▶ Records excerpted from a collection
......

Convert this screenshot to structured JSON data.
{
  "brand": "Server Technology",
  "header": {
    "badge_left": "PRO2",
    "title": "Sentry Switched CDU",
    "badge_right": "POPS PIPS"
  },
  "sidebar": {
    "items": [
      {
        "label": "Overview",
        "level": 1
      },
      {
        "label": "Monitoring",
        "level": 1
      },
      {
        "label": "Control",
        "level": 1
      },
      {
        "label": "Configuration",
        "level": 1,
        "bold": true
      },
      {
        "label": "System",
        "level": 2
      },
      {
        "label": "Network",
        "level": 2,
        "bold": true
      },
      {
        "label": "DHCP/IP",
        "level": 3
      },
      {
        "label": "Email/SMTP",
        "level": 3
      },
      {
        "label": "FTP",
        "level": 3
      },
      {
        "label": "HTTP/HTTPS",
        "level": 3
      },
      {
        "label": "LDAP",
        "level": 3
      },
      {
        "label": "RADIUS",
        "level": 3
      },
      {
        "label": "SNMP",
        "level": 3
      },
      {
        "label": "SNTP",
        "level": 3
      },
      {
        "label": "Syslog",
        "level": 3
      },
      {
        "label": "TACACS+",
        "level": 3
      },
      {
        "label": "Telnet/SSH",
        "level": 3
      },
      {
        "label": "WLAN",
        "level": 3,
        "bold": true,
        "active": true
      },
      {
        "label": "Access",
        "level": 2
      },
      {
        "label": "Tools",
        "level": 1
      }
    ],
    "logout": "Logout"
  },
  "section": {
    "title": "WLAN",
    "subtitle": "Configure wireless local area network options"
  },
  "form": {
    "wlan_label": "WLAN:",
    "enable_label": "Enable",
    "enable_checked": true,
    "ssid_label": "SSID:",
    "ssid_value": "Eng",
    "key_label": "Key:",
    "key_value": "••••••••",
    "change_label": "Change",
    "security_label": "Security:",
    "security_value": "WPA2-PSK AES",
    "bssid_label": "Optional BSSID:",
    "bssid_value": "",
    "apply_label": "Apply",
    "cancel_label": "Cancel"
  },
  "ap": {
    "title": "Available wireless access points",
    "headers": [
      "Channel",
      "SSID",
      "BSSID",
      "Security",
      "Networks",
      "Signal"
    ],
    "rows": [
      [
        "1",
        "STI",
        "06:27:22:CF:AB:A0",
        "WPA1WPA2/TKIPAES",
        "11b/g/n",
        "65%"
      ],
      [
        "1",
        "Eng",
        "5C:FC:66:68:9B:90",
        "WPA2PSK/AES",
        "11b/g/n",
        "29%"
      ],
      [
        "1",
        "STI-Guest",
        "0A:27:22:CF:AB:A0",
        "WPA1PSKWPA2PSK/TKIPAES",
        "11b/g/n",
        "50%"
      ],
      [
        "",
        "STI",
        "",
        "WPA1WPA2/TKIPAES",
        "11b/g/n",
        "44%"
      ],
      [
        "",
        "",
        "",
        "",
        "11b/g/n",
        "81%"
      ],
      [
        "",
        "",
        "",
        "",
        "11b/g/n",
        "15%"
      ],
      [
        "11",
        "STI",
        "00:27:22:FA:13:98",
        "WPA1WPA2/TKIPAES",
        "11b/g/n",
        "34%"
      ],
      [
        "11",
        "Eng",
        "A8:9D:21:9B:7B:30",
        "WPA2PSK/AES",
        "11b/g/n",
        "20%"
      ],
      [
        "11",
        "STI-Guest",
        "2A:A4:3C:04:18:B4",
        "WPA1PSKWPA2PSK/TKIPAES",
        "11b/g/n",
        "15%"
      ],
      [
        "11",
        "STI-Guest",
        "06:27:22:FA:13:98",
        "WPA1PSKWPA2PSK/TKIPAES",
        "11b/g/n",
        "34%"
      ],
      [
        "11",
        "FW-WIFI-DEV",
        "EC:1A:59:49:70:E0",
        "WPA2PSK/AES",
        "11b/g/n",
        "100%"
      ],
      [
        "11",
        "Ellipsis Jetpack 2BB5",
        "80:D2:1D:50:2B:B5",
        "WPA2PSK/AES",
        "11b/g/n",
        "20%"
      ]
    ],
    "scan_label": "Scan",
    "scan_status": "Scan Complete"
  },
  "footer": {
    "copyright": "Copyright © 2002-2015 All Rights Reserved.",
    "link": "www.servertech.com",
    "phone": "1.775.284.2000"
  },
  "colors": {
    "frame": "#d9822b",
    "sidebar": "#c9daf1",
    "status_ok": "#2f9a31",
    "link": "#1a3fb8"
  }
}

......

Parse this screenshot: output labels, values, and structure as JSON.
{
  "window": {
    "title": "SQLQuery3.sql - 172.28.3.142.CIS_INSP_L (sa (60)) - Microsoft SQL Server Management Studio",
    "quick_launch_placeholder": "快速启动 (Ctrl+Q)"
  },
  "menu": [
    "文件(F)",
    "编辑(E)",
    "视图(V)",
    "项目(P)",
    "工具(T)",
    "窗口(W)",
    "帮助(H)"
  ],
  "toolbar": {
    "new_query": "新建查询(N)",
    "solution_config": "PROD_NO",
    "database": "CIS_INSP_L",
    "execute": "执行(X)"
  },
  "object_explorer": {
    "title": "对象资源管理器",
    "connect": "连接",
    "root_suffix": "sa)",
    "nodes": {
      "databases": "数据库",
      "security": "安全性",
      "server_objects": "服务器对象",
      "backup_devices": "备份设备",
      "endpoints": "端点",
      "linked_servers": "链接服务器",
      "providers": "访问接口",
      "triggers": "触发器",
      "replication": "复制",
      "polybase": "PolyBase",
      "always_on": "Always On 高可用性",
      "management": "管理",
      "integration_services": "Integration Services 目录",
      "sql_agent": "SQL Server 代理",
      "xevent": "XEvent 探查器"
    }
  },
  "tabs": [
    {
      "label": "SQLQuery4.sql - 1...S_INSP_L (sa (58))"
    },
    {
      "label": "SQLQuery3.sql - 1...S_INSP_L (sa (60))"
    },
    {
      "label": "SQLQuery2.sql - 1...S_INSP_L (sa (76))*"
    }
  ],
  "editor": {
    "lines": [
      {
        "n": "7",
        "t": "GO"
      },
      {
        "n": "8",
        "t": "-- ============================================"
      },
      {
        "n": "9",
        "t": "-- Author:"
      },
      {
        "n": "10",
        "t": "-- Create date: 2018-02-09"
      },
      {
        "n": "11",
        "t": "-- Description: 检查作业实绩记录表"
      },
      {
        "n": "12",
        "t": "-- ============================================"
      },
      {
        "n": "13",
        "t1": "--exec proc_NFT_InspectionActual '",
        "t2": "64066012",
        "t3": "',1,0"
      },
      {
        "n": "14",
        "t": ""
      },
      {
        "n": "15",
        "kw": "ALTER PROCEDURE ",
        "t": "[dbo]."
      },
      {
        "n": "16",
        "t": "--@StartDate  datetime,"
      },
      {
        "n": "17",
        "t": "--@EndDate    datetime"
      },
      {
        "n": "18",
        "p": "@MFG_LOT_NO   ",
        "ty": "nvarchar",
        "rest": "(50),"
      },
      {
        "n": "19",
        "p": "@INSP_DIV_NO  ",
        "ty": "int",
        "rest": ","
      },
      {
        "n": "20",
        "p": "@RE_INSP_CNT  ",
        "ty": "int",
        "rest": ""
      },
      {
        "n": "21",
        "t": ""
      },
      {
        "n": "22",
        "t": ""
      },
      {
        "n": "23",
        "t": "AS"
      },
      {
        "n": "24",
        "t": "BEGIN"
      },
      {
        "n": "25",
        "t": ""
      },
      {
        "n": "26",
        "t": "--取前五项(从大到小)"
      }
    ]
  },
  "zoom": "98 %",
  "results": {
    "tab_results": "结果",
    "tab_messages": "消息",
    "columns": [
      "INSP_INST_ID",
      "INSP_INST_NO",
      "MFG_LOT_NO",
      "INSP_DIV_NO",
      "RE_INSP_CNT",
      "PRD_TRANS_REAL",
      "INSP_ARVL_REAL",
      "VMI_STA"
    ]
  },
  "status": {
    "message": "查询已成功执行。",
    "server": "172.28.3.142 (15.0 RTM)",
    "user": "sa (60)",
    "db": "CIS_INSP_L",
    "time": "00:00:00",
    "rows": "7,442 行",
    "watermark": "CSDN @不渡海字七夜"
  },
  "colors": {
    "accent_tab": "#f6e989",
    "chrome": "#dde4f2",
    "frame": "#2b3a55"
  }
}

......

▶ To be done
From the entries, report each line that includes the word "this".

▶ Result below
Convert this screenshot to structured JSON data.
Parse this screenshot: output labels, values, and structure as JSON.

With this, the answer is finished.